### CHALLENGE
Count every line that has the word "Your" in it; give no more than the number.

### DATA SHOWN
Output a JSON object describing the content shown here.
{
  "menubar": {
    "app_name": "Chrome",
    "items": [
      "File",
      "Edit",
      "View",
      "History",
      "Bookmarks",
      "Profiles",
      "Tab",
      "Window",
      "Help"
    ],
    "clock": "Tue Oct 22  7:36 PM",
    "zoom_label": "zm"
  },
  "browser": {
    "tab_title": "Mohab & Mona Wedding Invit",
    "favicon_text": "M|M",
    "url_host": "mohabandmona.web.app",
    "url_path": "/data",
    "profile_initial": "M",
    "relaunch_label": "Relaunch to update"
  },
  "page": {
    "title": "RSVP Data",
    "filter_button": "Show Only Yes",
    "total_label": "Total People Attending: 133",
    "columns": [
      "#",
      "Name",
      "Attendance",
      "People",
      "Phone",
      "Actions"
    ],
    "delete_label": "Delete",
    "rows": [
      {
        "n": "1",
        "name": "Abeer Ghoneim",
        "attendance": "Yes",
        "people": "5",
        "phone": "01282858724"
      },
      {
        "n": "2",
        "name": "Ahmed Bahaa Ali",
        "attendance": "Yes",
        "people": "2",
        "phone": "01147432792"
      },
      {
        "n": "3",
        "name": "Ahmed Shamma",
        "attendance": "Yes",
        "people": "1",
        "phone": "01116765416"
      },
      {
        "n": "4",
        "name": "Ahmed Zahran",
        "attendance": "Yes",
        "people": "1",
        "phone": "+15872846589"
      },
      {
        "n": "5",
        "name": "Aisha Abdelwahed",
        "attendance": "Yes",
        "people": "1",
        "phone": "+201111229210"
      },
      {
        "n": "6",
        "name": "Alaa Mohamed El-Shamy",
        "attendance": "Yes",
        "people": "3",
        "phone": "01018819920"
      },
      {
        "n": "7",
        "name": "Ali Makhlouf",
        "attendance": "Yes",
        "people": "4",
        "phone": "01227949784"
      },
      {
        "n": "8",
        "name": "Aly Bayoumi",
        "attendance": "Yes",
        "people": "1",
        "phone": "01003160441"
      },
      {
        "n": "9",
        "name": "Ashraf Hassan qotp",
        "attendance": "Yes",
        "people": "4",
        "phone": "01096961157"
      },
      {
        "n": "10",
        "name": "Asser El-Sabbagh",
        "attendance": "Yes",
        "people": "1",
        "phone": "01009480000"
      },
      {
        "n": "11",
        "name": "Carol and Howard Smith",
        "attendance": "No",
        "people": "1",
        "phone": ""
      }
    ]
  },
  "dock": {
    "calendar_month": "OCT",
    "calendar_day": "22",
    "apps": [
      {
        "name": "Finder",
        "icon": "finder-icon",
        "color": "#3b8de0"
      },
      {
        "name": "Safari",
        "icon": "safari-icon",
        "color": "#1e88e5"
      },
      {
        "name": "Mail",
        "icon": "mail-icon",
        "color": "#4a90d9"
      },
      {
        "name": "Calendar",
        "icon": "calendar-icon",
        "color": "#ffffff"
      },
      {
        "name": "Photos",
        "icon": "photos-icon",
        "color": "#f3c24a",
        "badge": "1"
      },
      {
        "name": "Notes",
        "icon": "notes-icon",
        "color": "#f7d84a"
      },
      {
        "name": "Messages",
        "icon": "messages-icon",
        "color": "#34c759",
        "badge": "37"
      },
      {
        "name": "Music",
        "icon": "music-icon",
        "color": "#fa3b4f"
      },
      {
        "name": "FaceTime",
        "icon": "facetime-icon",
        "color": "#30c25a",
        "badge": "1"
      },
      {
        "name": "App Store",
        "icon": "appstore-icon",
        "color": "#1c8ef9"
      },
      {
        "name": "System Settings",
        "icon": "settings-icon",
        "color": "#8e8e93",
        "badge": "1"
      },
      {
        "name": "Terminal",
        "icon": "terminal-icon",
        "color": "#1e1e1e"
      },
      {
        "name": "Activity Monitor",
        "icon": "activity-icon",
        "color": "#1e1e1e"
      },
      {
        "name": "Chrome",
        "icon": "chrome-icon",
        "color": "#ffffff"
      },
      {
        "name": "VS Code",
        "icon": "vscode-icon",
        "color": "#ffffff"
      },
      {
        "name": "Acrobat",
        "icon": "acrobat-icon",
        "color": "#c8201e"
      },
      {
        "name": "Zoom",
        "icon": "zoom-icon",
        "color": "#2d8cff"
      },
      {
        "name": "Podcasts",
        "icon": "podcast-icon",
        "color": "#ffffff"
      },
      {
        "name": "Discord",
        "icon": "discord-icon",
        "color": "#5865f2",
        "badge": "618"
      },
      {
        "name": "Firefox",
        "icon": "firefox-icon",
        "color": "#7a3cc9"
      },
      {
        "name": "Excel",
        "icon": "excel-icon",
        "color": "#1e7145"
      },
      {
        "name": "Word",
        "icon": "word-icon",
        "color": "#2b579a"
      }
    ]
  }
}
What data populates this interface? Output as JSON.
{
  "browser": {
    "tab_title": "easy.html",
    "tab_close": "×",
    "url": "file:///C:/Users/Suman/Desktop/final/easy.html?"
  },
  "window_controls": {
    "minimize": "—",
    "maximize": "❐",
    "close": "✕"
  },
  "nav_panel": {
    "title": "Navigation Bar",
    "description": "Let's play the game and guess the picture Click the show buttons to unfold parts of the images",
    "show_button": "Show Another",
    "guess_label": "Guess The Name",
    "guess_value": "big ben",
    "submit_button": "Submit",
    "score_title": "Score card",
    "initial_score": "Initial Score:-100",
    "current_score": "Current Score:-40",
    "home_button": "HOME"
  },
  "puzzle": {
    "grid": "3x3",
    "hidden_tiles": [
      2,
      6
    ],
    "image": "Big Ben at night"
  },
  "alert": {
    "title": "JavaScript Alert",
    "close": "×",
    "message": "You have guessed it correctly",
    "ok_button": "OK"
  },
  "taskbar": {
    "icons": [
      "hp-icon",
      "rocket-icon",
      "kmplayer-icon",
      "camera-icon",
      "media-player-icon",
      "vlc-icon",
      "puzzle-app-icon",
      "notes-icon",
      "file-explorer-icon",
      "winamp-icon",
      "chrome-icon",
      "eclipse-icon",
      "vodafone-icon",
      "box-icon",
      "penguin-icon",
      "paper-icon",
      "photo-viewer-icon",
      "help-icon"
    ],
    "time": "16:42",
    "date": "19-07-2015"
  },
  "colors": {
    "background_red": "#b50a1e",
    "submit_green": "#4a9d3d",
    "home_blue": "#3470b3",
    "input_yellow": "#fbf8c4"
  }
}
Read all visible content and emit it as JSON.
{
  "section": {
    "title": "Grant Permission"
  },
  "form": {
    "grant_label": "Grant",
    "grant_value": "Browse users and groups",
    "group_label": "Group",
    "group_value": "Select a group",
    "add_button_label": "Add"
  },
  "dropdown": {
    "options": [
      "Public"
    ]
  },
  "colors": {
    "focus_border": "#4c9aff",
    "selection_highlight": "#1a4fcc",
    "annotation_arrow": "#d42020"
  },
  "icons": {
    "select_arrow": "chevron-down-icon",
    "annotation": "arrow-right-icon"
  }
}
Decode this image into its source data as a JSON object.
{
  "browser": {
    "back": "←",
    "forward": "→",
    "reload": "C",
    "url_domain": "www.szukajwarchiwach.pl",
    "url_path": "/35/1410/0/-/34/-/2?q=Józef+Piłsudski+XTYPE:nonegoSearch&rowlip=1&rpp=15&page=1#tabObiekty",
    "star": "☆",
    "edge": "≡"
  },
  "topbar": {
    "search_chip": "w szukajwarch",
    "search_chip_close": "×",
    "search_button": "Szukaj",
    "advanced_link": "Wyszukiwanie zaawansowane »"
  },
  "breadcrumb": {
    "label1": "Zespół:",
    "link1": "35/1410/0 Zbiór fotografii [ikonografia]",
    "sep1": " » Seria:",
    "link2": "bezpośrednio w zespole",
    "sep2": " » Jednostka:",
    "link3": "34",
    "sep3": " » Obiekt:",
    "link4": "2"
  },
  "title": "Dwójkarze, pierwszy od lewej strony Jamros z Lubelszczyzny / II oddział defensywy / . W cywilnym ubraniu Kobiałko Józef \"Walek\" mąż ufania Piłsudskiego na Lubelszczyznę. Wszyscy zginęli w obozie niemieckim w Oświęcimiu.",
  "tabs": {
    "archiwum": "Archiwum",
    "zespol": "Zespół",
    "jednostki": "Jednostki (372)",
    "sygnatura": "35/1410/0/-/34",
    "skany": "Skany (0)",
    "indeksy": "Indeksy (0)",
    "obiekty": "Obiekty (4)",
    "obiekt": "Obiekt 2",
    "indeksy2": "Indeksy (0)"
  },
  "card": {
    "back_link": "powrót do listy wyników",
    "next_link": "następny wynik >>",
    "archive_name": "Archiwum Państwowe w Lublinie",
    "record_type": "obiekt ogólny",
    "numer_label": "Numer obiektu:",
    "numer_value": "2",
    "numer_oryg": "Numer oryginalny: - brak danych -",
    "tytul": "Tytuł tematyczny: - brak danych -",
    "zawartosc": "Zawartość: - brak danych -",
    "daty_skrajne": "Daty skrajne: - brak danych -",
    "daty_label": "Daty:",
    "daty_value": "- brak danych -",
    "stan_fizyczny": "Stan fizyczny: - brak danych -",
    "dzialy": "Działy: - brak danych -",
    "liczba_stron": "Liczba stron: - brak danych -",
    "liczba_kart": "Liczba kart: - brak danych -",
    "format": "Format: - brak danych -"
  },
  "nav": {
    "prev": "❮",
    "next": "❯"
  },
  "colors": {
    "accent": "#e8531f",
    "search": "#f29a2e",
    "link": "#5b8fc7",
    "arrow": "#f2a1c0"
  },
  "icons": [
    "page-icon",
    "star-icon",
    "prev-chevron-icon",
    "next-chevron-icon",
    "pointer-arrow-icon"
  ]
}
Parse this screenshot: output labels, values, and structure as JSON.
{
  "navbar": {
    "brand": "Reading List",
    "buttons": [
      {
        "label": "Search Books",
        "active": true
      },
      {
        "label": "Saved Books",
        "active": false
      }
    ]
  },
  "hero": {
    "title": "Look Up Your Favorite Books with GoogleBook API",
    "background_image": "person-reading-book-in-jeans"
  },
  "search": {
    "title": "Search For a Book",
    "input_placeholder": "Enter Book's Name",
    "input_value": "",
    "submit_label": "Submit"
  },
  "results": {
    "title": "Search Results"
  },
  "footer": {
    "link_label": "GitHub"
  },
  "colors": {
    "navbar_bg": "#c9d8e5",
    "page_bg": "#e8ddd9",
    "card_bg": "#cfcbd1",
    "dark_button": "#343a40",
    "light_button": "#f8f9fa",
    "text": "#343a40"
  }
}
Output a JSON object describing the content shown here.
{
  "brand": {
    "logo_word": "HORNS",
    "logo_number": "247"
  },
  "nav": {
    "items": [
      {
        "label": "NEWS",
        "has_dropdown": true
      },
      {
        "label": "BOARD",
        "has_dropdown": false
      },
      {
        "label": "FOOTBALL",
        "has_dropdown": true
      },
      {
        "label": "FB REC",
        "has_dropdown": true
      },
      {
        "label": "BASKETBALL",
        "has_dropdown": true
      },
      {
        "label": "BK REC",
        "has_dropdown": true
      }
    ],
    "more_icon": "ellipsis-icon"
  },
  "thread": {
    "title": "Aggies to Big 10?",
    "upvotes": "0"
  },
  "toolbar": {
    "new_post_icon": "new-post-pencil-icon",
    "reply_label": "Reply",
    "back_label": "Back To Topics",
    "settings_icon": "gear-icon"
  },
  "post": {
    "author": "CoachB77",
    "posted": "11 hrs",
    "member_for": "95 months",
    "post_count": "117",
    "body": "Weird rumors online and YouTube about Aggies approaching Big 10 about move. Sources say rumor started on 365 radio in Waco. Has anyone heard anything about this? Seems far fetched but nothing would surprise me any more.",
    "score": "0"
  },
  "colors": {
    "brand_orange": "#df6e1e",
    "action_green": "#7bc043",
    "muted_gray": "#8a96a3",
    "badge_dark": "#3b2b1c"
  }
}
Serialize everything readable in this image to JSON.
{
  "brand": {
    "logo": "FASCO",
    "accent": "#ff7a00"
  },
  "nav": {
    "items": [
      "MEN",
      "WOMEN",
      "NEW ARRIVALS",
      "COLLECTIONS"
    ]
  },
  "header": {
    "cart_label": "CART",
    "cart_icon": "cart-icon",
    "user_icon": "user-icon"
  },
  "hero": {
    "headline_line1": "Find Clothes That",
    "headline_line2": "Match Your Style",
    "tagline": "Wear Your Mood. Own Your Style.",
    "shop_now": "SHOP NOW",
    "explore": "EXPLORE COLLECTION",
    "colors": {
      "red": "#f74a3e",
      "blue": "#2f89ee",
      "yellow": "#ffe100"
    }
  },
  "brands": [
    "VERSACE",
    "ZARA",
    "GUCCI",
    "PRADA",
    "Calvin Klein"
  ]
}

### OUTPUT FOR THIS EXERCISE
3